• [Data lines]
>> START

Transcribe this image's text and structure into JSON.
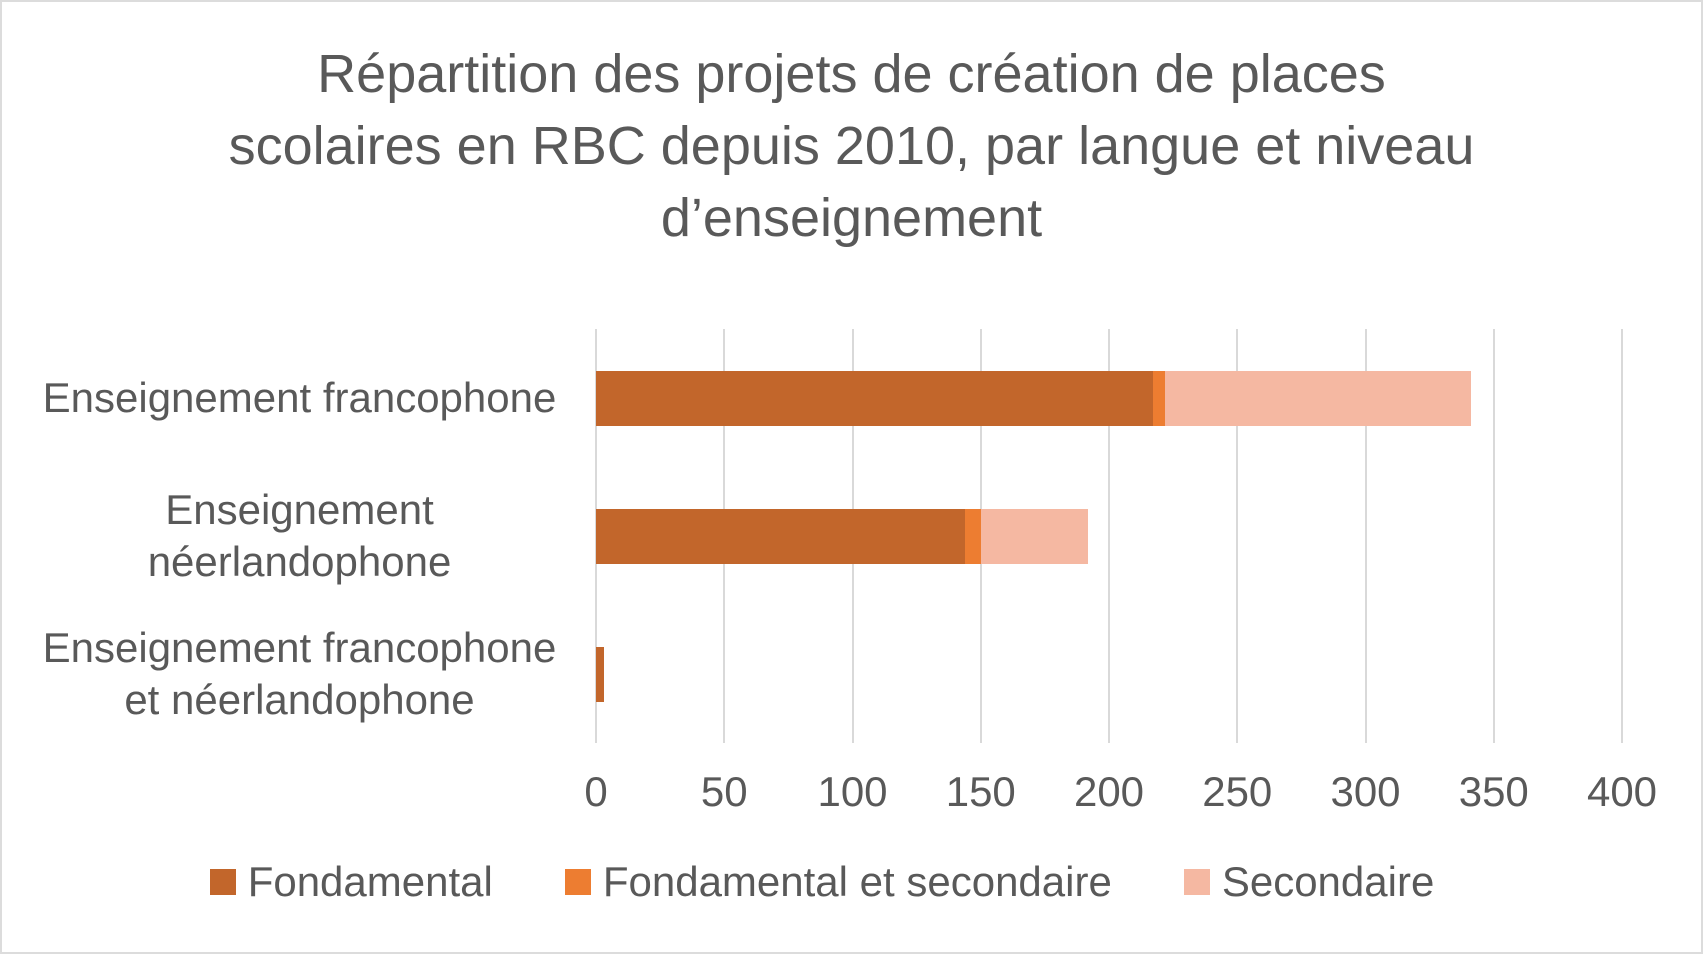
{
  "title": "Répartition des projets de création de places scolaires en RBC depuis 2010, par langue et niveau d’enseignement",
  "colors": {
    "fondamental": "#c2662b",
    "fondamental_et_secondaire": "#ed7d31",
    "secondaire": "#f5b8a2",
    "text": "#595959",
    "gridline": "#d9d9d9",
    "border": "#dcdcdc",
    "background": "#ffffff"
  },
  "chart_data": {
    "type": "bar",
    "orientation": "horizontal",
    "stacked": true,
    "title": "Répartition des projets de création de places scolaires en RBC depuis 2010, par langue et niveau d’enseignement",
    "categories": [
      "Enseignement francophone",
      "Enseignement néerlandophone",
      "Enseignement francophone et néerlandophone"
    ],
    "series": [
      {
        "name": "Fondamental",
        "color": "#c2662b",
        "values": [
          217,
          144,
          3
        ]
      },
      {
        "name": "Fondamental et secondaire",
        "color": "#ed7d31",
        "values": [
          5,
          6,
          0
        ]
      },
      {
        "name": "Secondaire",
        "color": "#f5b8a2",
        "values": [
          119,
          42,
          0
        ]
      }
    ],
    "totals": [
      341,
      192,
      3
    ],
    "xlabel": "",
    "ylabel": "",
    "xlim": [
      0,
      400
    ],
    "x_tick_step": 50,
    "x_tick_labels": [
      "0",
      "50",
      "100",
      "150",
      "200",
      "250",
      "300",
      "350",
      "400"
    ],
    "grid": true,
    "legend_position": "bottom"
  }
}
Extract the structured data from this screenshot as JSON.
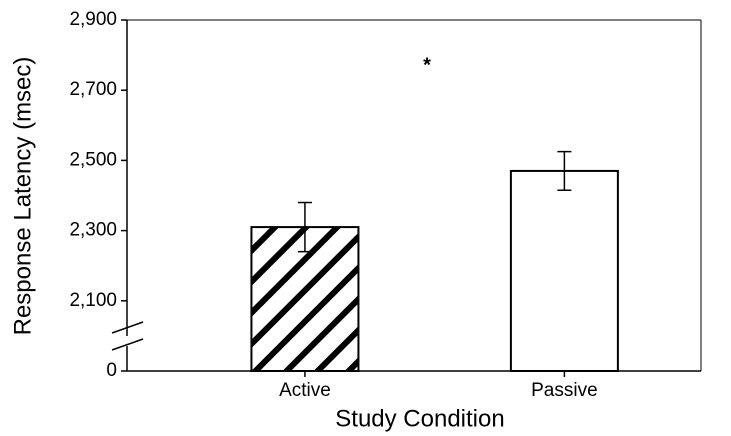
{
  "chart_data": {
    "type": "bar",
    "categories": [
      "Active",
      "Passive"
    ],
    "values": [
      2310,
      2470
    ],
    "errors": [
      70,
      55
    ],
    "patterns": [
      "diagonal",
      "none"
    ],
    "color": "#ffffff",
    "xlabel": "Study Condition",
    "ylabel": "Response Latency (msec)",
    "annotation": "*",
    "ylim": [
      0,
      2900
    ],
    "axis_break": [
      0,
      1900
    ],
    "yticks": [
      0,
      {
        "value": 2100,
        "label": "2,100"
      },
      {
        "value": 2300,
        "label": "2,300"
      },
      {
        "value": 2500,
        "label": "2,500"
      },
      {
        "value": 2700,
        "label": "2,700"
      },
      {
        "value": 2900,
        "label": "2,900"
      }
    ]
  }
}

>> END

Copy every line of the data word for word, omitting the images.

Transcribe this image's text and structure into JSON.
{
  "title": "Répartition des projets de création de places scolaires en RBC depuis 2010, par langue et niveau d’enseignement",
  "colors": {
    "fondamental": "#c2662b",
    "fondamental_et_secondaire": "#ed7d31",
    "secondaire": "#f5b8a2",
    "text": "#595959",
    "gridline": "#d9d9d9",
    "border": "#dcdcdc",
    "background": "#ffffff"
  },
  "chart_data": {
    "type": "bar",
    "orientation": "horizontal",
    "stacked": true,
    "title": "Répartition des projets de création de places scolaires en RBC depuis 2010, par langue et niveau d’enseignement",
    "categories": [
      "Enseignement francophone",
      "Enseignement néerlandophone",
      "Enseignement francophone et néerlandophone"
    ],
    "series": [
      {
        "name": "Fondamental",
        "color": "#c2662b",
        "values": [
          217,
          144,
          3
        ]
      },
      {
        "name": "Fondamental et secondaire",
        "color": "#ed7d31",
        "values": [
          5,
          6,
          0
        ]
      },
      {
        "name": "Secondaire",
        "color": "#f5b8a2",
        "values": [
          119,
          42,
          0
        ]
      }
    ],
    "totals": [
      341,
      192,
      3
    ],
    "xlabel": "",
    "ylabel": "",
    "xlim": [
      0,
      400
    ],
    "x_tick_step": 50,
    "x_tick_labels": [
      "0",
      "50",
      "100",
      "150",
      "200",
      "250",
      "300",
      "350",
      "400"
    ],
    "grid": true,
    "legend_position": "bottom"
  }
}
Extract the structured data from this screenshot as JSON.
{
  "chart_data": {
    "type": "bar",
    "categories": [
      "Active",
      "Passive"
    ],
    "values": [
      2310,
      2470
    ],
    "errors": [
      70,
      55
    ],
    "patterns": [
      "diagonal",
      "none"
    ],
    "color": "#ffffff",
    "xlabel": "Study Condition",
    "ylabel": "Response Latency (msec)",
    "annotation": "*",
    "ylim": [
      0,
      2900
    ],
    "axis_break": [
      0,
      1900
    ],
    "yticks": [
      0,
      {
        "value": 2100,
        "label": "2,100"
      },
      {
        "value": 2300,
        "label": "2,300"
      },
      {
        "value": 2500,
        "label": "2,500"
      },
      {
        "value": 2700,
        "label": "2,700"
      },
      {
        "value": 2900,
        "label": "2,900"
      }
    ]
  }
}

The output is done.